## What the exercise asks
Retype all of the entries word for word.

## Records shown
^^^^

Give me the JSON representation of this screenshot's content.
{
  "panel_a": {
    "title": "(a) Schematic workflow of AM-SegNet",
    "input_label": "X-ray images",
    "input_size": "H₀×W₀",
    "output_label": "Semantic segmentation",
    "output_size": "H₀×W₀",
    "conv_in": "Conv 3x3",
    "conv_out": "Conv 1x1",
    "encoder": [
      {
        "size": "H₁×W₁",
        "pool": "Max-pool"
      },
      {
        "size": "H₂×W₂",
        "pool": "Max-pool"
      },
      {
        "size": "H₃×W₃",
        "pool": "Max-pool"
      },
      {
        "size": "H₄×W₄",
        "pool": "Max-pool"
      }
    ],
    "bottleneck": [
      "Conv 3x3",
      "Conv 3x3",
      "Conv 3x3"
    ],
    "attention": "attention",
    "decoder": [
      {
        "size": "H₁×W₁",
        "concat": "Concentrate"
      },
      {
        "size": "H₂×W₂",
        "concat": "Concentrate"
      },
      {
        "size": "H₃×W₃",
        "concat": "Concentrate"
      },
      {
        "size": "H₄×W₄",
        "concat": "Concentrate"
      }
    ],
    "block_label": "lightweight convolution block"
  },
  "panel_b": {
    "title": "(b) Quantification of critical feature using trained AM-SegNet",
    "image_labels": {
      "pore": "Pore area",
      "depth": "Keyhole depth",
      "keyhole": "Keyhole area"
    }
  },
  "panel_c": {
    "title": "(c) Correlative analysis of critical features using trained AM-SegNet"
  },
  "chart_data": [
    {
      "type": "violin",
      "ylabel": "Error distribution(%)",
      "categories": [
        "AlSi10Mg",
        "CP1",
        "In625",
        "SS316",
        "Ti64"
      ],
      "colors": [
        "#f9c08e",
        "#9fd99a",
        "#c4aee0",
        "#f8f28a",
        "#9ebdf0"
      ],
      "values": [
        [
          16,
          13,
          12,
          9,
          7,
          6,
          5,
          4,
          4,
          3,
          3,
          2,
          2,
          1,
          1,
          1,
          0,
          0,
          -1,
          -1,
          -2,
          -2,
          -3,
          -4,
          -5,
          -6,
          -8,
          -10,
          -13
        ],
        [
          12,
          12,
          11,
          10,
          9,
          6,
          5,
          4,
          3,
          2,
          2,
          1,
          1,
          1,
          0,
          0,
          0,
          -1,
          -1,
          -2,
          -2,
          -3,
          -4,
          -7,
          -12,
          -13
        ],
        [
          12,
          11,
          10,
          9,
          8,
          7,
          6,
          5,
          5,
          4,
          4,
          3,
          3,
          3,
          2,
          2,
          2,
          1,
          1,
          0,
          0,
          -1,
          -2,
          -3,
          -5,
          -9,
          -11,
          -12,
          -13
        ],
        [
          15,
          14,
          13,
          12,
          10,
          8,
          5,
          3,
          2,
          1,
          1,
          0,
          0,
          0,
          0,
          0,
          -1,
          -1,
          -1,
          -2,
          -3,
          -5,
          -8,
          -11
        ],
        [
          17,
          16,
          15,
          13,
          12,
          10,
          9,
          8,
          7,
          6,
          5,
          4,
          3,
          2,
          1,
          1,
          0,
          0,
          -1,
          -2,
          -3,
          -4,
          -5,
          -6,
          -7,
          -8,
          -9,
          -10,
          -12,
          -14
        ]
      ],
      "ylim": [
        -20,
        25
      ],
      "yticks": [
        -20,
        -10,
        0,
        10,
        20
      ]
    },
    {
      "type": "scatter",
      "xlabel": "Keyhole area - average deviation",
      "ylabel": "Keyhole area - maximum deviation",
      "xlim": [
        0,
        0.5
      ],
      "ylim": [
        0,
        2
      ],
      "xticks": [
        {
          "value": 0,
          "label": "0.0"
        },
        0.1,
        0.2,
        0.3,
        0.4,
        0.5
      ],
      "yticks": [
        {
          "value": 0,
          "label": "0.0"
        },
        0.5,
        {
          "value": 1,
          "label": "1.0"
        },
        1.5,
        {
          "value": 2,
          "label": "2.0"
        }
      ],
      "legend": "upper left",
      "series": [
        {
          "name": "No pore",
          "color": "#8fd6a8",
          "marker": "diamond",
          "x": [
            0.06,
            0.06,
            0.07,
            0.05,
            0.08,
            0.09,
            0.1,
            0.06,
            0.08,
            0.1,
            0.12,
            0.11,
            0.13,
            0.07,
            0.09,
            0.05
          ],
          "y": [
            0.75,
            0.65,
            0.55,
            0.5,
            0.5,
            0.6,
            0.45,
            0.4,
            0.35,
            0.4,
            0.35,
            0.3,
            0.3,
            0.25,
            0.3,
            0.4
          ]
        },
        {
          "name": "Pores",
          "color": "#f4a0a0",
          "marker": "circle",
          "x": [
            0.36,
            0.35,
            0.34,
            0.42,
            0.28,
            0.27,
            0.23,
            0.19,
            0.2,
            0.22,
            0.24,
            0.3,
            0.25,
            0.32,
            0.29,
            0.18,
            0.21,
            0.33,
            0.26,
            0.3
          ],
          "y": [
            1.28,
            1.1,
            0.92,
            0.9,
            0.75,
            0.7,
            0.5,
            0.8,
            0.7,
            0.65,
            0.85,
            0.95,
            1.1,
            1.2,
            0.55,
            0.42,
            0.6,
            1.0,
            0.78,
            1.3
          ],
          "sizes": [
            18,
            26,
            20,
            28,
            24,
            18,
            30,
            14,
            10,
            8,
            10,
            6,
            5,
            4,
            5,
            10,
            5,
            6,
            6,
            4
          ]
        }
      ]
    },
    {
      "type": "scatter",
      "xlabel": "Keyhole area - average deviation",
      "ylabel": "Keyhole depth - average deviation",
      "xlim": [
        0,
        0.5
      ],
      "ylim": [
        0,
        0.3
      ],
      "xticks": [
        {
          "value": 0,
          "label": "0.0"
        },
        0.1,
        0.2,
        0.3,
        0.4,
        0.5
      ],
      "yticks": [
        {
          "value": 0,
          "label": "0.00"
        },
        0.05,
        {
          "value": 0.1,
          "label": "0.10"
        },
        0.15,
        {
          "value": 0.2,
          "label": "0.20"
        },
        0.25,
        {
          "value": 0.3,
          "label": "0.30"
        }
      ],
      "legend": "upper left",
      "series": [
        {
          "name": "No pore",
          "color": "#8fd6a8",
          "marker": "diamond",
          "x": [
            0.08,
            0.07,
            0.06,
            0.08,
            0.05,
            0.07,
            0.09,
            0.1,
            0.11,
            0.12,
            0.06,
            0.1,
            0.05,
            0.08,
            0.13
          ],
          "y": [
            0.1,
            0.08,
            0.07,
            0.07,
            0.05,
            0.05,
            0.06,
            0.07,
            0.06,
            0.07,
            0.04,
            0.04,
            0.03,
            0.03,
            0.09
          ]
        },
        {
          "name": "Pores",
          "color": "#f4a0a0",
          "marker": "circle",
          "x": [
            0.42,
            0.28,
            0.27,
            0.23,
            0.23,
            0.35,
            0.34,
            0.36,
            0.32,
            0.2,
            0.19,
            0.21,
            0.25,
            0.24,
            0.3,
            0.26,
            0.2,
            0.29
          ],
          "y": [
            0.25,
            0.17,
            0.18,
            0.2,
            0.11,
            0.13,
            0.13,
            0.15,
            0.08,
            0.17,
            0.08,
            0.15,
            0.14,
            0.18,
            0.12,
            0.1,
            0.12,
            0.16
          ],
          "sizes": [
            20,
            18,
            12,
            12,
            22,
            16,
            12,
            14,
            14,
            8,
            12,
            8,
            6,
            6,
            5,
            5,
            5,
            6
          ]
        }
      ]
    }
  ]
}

^^^^

## Response for this exercise
Give me the JSON representation of this screenshot's content.
{
  "panel_a": {
    "title": "(a) Schematic workflow of AM-SegNet",
    "input_label": "X-ray images",
    "input_size": "H₀×W₀",
    "output_label": "Semantic segmentation",
    "output_size": "H₀×W₀",
    "conv_in": "Conv 3x3",
    "conv_out": "Conv 1x1",
    "encoder": [
      {
        "size": "H₁×W₁",
        "pool": "Max-pool"
      },
      {
        "size": "H₂×W₂",
        "pool": "Max-pool"
      },
      {
        "size": "H₃×W₃",
        "pool": "Max-pool"
      },
      {
        "size": "H₄×W₄",
        "pool": "Max-pool"
      }
    ],
    "bottleneck": [
      "Conv 3x3",
      "Conv 3x3",
      "Conv 3x3"
    ],
    "attention": "attention",
    "decoder": [
      {
        "size": "H₁×W₁",
        "concat": "Concentrate"
      },
      {
        "size": "H₂×W₂",
        "concat": "Concentrate"
      },
      {
        "size": "H₃×W₃",
        "concat": "Concentrate"
      },
      {
        "size": "H₄×W₄",
        "concat": "Concentrate"
      }
    ],
    "block_label": "lightweight convolution block"
  },
  "panel_b": {
    "title": "(b) Quantification of critical feature using trained AM-SegNet",
    "image_labels": {
      "pore": "Pore area",
      "depth": "Keyhole depth",
      "keyhole": "Keyhole area"
    }
  },
  "panel_c": {
    "title": "(c) Correlative analysis of critical features using trained AM-SegNet"
  },
  "chart_data": [
    {
      "type": "violin",
      "ylabel": "Error distribution(%)",
      "categories": [
        "AlSi10Mg",
        "CP1",
        "In625",
        "SS316",
        "Ti64"
      ],
      "colors": [
        "#f9c08e",
        "#9fd99a",
        "#c4aee0",
        "#f8f28a",
        "#9ebdf0"
      ],
      "values": [
        [
          16,
          13,
          12,
          9,
          7,
          6,
          5,
          4,
          4,
          3,
          3,
          2,
          2,
          1,
          1,
          1,
          0,
          0,
          -1,
          -1,
          -2,
          -2,
          -3,
          -4,
          -5,
          -6,
          -8,
          -10,
          -13
        ],
        [
          12,
          12,
          11,
          10,
          9,
          6,
          5,
          4,
          3,
          2,
          2,
          1,
          1,
          1,
          0,
          0,
          0,
          -1,
          -1,
          -2,
          -2,
          -3,
          -4,
          -7,
          -12,
          -13
        ],
        [
          12,
          11,
          10,
          9,
          8,
          7,
          6,
          5,
          5,
          4,
          4,
          3,
          3,
          3,
          2,
          2,
          2,
          1,
          1,
          0,
          0,
          -1,
          -2,
          -3,
          -5,
          -9,
          -11,
          -12,
          -13
        ],
        [
          15,
          14,
          13,
          12,
          10,
          8,
          5,
          3,
          2,
          1,
          1,
          0,
          0,
          0,
          0,
          0,
          -1,
          -1,
          -1,
          -2,
          -3,
          -5,
          -8,
          -11
        ],
        [
          17,
          16,
          15,
          13,
          12,
          10,
          9,
          8,
          7,
          6,
          5,
          4,
          3,
          2,
          1,
          1,
          0,
          0,
          -1,
          -2,
          -3,
          -4,
          -5,
          -6,
          -7,
          -8,
          -9,
          -10,
          -12,
          -14
        ]
      ],
      "ylim": [
        -20,
        25
      ],
      "yticks": [
        -20,
        -10,
        0,
        10,
        20
      ]
    },
    {
      "type": "scatter",
      "xlabel": "Keyhole area - average deviation",
      "ylabel": "Keyhole area - maximum deviation",
      "xlim": [
        0,
        0.5
      ],
      "ylim": [
        0,
        2
      ],
      "xticks": [
        {
          "value": 0,
          "label": "0.0"
        },
        0.1,
        0.2,
        0.3,
        0.4,
        0.5
      ],
      "yticks": [
        {
          "value": 0,
          "label": "0.0"
        },
        0.5,
        {
          "value": 1,
          "label": "1.0"
        },
        1.5,
        {
          "value": 2,
          "label": "2.0"
        }
      ],
      "legend": "upper left",
      "series": [
        {
          "name": "No pore",
          "color": "#8fd6a8",
          "marker": "diamond",
          "x": [
            0.06,
            0.06,
            0.07,
            0.05,
            0.08,
            0.09,
            0.1,
            0.06,
            0.08,
            0.1,
            0.12,
            0.11,
            0.13,
            0.07,
            0.09,
            0.05
          ],
          "y": [
            0.75,
            0.65,
            0.55,
            0.5,
            0.5,
            0.6,
            0.45,
            0.4,
            0.35,
            0.4,
            0.35,
            0.3,
            0.3,
            0.25,
            0.3,
            0.4
          ]
        },
        {
          "name": "Pores",
          "color": "#f4a0a0",
          "marker": "circle",
          "x": [
            0.36,
            0.35,
            0.34,
            0.42,
            0.28,
            0.27,
            0.23,
            0.19,
            0.2,
            0.22,
            0.24,
            0.3,
            0.25,
            0.32,
            0.29,
            0.18,
            0.21,
            0.33,
            0.26,
            0.3
          ],
          "y": [
            1.28,
            1.1,
            0.92,
            0.9,
            0.75,
            0.7,
            0.5,
            0.8,
            0.7,
            0.65,
            0.85,
            0.95,
            1.1,
            1.2,
            0.55,
            0.42,
            0.6,
            1.0,
            0.78,
            1.3
          ],
          "sizes": [
            18,
            26,
            20,
            28,
            24,
            18,
            30,
            14,
            10,
            8,
            10,
            6,
            5,
            4,
            5,
            10,
            5,
            6,
            6,
            4
          ]
        }
      ]
    },
    {
      "type": "scatter",
      "xlabel": "Keyhole area - average deviation",
      "ylabel": "Keyhole depth - average deviation",
      "xlim": [
        0,
        0.5
      ],
      "ylim": [
        0,
        0.3
      ],
      "xticks": [
        {
          "value": 0,
          "label": "0.0"
        },
        0.1,
        0.2,
        0.3,
        0.4,
        0.5
      ],
      "yticks": [
        {
          "value": 0,
          "label": "0.00"
        },
        0.05,
        {
          "value": 0.1,
          "label": "0.10"
        },
        0.15,
        {
          "value": 0.2,
          "label": "0.20"
        },
        0.25,
        {
          "value": 0.3,
          "label": "0.30"
        }
      ],
      "legend": "upper left",
      "series": [
        {
          "name": "No pore",
          "color": "#8fd6a8",
          "marker": "diamond",
          "x": [
            0.08,
            0.07,
            0.06,
            0.08,
            0.05,
            0.07,
            0.09,
            0.1,
            0.11,
            0.12,
            0.06,
            0.1,
            0.05,
            0.08,
            0.13
          ],
          "y": [
            0.1,
            0.08,
            0.07,
            0.07,
            0.05,
            0.05,
            0.06,
            0.07,
            0.06,
            0.07,
            0.04,
            0.04,
            0.03,
            0.03,
            0.09
          ]
        },
        {
          "name": "Pores",
          "color": "#f4a0a0",
          "marker": "circle",
          "x": [
            0.42,
            0.28,
            0.27,
            0.23,
            0.23,
            0.35,
            0.34,
            0.36,
            0.32,
            0.2,
            0.19,
            0.21,
            0.25,
            0.24,
            0.3,
            0.26,
            0.2,
            0.29
          ],
          "y": [
            0.25,
            0.17,
            0.18,
            0.2,
            0.11,
            0.13,
            0.13,
            0.15,
            0.08,
            0.17,
            0.08,
            0.15,
            0.14,
            0.18,
            0.12,
            0.1,
            0.12,
            0.16
          ],
          "sizes": [
            20,
            18,
            12,
            12,
            22,
            16,
            12,
            14,
            14,
            8,
            12,
            8,
            6,
            6,
            5,
            5,
            5,
            6
          ]
        }
      ]
    }
  ]
}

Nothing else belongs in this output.